(Stored records)
★ ★ ★ ★ ★

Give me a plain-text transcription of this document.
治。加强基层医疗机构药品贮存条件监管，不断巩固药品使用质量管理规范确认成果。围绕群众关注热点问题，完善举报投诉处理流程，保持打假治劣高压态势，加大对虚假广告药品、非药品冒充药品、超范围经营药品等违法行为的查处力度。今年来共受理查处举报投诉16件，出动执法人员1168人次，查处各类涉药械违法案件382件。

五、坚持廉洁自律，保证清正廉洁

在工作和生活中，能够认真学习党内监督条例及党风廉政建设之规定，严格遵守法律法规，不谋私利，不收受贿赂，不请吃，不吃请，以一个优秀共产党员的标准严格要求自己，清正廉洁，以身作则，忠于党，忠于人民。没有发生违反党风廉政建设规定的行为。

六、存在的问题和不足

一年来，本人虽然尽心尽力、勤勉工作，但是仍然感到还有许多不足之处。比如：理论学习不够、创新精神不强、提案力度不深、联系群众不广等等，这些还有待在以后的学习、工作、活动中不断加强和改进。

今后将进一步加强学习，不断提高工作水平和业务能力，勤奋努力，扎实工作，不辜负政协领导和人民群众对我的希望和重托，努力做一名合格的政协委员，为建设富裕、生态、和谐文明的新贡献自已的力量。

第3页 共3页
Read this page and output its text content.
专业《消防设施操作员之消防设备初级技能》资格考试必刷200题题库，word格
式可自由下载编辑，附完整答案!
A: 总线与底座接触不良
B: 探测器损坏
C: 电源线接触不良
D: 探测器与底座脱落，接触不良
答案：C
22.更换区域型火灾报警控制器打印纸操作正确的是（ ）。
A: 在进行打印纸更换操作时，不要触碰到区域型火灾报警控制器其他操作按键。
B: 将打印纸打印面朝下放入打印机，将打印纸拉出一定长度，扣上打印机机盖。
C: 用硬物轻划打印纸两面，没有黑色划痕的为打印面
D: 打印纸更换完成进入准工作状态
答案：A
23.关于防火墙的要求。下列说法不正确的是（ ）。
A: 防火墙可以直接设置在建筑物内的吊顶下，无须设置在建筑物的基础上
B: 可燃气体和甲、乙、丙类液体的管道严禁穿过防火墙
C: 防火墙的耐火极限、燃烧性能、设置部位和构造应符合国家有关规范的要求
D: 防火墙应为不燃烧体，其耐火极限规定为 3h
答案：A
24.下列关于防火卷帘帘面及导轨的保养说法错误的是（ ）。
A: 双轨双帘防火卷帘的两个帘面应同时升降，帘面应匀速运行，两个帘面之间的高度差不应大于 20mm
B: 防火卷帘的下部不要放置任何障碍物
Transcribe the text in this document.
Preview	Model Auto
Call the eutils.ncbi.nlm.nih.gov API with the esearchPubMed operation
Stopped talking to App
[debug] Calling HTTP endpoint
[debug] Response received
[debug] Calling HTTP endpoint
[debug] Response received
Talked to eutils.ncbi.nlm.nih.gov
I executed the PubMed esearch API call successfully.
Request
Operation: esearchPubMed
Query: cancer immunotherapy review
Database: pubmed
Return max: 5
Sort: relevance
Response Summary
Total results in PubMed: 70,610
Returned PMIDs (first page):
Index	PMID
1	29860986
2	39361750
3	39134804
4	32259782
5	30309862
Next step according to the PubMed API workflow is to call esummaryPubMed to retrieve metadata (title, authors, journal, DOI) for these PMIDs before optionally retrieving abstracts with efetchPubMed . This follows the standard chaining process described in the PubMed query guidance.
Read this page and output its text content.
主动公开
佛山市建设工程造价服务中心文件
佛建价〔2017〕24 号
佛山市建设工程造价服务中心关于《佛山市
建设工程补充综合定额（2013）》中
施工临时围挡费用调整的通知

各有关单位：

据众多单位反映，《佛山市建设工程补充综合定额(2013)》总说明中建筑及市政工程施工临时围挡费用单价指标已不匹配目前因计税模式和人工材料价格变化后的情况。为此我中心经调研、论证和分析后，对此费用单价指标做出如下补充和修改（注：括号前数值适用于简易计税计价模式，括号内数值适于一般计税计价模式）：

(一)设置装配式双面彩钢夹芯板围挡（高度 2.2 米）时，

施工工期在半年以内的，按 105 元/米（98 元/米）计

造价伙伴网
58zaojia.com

★ ★ ★ ★ ★

To do:
Which lines hold the word "eutils"? Copy every one of them.

Exercise output:
Call the eutils.ncbi.nlm.nih.gov API with the esearchPubMed operation
Talked to eutils.ncbi.nlm.nih.gov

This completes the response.